**Dataset items**
..............................

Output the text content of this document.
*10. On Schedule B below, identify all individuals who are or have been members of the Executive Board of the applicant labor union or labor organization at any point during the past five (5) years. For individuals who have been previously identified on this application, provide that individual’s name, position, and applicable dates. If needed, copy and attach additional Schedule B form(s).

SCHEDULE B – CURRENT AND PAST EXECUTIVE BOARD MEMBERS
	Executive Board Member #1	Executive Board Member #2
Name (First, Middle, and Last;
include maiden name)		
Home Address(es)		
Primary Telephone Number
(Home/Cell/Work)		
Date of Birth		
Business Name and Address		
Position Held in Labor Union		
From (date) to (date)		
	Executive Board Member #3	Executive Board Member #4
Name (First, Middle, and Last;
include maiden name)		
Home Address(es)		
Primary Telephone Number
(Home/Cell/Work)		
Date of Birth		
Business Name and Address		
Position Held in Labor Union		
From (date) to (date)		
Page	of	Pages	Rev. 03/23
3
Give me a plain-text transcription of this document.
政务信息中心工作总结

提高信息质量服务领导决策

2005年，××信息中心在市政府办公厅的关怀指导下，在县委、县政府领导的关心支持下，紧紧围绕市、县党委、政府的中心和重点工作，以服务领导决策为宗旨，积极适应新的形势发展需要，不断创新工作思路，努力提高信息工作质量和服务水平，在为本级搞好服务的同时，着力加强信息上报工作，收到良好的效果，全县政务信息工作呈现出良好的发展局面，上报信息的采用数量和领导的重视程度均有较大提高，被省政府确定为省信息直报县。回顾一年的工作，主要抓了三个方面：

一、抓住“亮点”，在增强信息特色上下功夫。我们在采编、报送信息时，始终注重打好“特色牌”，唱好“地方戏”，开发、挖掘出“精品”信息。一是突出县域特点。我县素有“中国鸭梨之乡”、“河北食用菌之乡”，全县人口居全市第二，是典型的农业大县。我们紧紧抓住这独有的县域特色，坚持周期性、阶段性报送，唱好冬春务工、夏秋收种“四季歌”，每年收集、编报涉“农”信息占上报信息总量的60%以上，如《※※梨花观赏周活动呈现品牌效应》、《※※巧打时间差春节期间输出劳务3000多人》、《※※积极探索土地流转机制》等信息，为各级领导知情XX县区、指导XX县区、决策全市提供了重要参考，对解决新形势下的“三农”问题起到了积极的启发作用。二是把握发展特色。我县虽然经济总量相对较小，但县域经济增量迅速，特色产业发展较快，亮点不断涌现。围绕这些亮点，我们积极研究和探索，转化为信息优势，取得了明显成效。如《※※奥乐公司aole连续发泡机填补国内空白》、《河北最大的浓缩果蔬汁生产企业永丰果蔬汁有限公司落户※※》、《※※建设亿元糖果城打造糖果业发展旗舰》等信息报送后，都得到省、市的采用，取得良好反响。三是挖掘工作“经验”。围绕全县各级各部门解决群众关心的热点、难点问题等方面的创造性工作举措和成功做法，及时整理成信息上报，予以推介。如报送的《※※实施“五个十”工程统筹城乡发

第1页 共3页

..............................

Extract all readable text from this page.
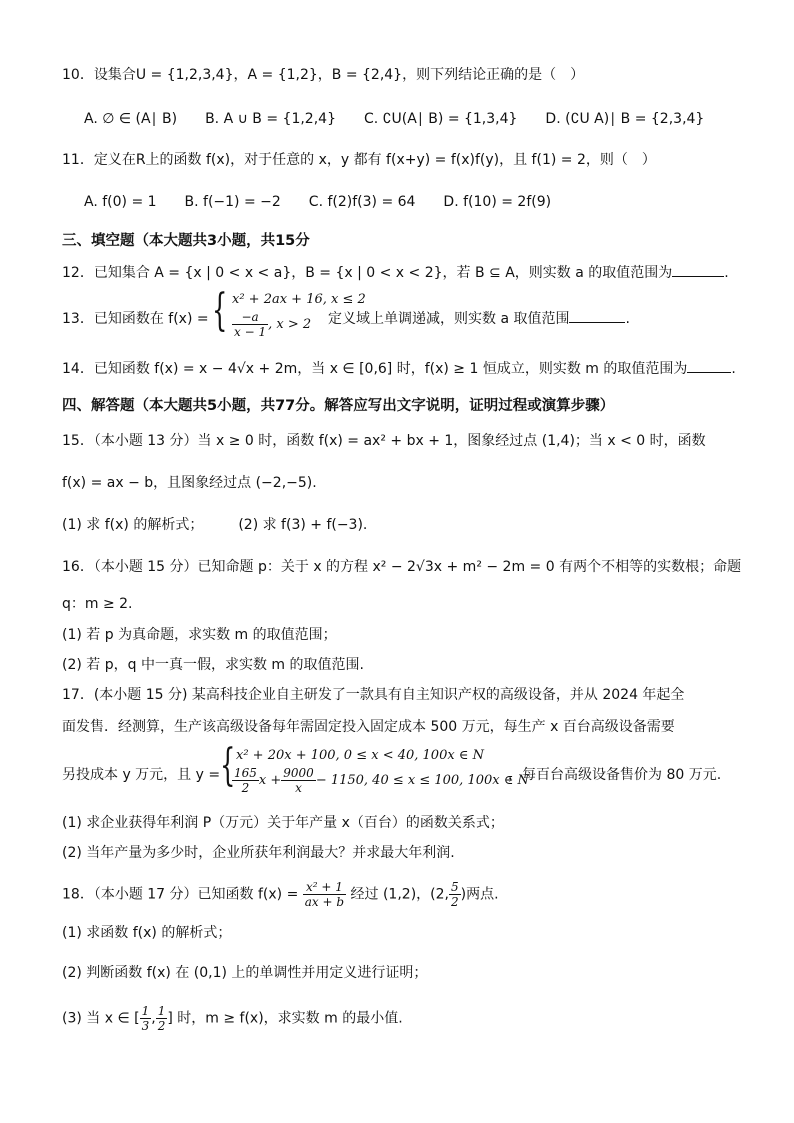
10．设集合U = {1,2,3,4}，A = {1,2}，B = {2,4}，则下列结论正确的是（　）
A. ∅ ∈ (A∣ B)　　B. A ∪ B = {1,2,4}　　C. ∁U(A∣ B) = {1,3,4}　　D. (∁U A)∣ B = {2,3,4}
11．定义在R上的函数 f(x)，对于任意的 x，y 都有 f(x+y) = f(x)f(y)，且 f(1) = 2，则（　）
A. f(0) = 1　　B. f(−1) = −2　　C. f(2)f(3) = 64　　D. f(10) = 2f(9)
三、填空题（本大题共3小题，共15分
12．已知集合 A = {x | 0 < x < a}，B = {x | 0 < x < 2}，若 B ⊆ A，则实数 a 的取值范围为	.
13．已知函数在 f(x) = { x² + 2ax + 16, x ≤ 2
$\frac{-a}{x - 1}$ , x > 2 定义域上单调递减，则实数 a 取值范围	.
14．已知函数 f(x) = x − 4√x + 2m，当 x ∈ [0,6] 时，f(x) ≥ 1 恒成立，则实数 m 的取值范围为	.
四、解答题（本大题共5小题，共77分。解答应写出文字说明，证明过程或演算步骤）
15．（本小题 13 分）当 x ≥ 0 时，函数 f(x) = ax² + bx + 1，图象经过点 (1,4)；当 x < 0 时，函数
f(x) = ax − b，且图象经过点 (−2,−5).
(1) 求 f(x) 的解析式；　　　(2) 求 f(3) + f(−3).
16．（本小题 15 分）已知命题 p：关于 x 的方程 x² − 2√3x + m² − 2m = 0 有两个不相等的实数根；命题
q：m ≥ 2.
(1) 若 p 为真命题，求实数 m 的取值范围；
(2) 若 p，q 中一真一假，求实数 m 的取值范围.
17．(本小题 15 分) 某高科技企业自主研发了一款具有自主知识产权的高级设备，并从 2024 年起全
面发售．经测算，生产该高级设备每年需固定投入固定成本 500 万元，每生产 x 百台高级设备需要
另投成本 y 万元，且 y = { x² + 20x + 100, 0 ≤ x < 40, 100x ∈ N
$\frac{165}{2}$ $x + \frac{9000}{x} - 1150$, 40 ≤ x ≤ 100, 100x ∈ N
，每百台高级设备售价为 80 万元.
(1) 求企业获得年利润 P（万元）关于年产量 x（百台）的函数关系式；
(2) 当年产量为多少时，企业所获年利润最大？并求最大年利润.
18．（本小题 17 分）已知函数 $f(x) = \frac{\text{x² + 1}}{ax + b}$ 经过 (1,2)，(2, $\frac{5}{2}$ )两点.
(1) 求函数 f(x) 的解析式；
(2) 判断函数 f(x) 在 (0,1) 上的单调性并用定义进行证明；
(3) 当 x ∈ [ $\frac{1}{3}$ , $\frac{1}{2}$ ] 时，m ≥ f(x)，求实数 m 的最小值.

..............................

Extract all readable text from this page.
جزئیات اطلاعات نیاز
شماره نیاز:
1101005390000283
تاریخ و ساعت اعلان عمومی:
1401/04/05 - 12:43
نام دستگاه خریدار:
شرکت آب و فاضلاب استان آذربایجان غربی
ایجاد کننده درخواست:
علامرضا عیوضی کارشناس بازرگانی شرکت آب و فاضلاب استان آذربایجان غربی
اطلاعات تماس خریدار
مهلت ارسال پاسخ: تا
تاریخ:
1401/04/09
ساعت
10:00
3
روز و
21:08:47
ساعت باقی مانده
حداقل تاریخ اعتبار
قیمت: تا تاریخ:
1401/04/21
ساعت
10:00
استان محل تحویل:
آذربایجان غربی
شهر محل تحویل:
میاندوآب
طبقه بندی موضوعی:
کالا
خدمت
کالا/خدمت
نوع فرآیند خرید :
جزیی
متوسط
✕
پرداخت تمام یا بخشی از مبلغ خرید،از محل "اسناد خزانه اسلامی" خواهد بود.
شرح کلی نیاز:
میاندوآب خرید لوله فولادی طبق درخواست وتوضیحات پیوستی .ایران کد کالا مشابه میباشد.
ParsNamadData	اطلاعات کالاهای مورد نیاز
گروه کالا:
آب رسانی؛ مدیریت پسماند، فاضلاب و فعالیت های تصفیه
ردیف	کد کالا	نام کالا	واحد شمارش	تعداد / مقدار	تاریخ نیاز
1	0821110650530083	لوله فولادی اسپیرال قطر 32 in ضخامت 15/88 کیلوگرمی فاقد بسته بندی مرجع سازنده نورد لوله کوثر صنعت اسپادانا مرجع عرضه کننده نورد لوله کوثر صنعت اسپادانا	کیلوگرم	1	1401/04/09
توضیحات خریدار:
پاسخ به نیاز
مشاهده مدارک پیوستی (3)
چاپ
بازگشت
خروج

..............................

**What you need to do**
Only the number is wanted: how many lines in the preceding entries hold the string "میاندوآب"?

**Task response**
2